> _Your goal_:
Locate the lines that hold the string "this". Copy every such line.

Items from a data source
......
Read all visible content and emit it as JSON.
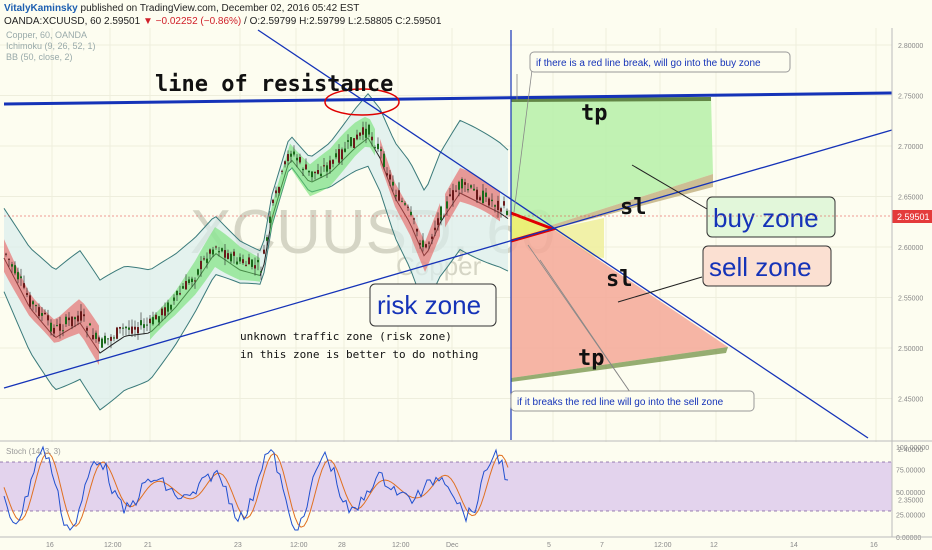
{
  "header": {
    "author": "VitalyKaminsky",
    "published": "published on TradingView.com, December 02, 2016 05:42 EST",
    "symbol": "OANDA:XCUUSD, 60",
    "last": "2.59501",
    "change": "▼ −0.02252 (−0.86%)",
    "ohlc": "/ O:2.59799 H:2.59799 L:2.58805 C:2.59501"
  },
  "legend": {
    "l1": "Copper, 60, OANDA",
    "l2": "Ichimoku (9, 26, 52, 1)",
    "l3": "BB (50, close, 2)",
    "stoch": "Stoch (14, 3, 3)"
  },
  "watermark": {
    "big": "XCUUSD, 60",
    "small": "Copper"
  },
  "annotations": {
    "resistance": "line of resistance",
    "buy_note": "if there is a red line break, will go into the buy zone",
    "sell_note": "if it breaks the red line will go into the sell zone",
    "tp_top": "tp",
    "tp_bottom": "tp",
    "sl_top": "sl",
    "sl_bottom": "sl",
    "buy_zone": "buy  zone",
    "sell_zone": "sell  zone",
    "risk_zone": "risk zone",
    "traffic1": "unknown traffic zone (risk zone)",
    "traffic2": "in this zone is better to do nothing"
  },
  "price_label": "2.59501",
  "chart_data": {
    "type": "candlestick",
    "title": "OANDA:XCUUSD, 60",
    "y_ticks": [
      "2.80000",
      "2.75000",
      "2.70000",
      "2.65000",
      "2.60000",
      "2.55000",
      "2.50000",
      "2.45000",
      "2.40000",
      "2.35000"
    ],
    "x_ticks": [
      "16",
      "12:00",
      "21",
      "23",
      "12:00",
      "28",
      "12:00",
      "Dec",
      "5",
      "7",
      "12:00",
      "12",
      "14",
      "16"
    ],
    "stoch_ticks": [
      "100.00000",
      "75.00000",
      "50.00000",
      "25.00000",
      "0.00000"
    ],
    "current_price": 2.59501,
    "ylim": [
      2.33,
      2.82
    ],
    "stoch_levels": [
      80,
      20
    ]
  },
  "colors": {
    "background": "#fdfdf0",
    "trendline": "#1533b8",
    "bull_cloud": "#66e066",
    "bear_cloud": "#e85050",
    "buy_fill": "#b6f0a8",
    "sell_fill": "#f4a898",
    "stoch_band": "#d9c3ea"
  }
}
......
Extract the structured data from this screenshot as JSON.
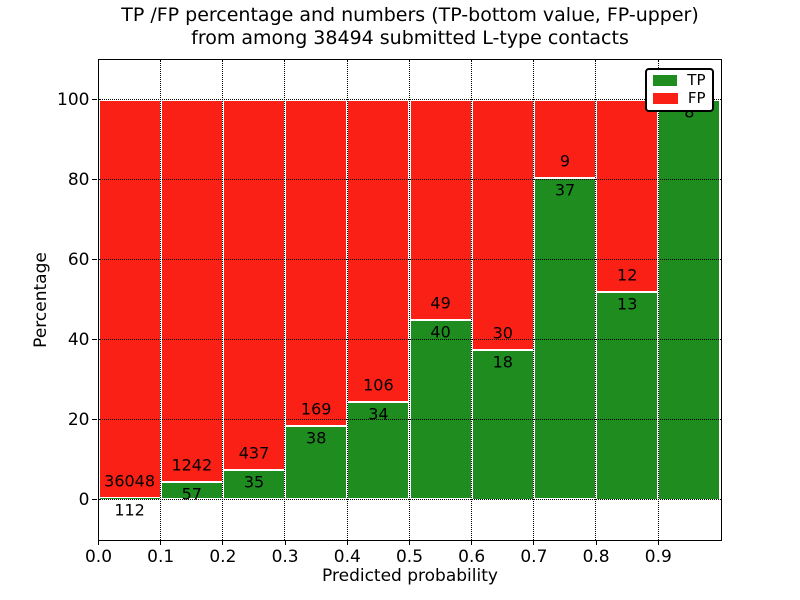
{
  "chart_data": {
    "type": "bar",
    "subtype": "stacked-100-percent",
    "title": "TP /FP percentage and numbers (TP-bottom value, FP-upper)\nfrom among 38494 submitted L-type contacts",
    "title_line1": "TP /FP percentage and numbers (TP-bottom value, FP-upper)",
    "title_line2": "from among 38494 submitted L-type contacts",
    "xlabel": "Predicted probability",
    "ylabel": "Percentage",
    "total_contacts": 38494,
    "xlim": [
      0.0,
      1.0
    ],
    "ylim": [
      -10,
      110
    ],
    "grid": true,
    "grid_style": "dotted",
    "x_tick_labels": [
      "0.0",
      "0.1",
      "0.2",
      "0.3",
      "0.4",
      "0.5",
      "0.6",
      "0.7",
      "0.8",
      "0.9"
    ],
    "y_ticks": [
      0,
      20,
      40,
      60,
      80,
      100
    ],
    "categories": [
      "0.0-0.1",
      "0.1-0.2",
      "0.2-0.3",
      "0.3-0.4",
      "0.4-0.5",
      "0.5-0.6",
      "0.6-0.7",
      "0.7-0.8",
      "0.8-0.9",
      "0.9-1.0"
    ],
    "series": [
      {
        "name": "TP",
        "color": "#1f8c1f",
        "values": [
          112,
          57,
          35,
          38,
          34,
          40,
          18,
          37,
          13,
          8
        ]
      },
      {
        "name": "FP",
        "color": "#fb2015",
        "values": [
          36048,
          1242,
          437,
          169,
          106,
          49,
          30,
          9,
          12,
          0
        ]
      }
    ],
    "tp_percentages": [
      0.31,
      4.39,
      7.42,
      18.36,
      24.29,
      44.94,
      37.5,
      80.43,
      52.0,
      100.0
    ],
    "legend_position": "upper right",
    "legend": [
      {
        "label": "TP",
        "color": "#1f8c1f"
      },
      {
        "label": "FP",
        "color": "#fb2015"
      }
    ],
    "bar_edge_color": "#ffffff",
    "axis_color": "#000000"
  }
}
......
> _Exercise answer_:
    "traffic2": "in this zone is better to do nothing"
Extract the structured data from this screenshot as JSON.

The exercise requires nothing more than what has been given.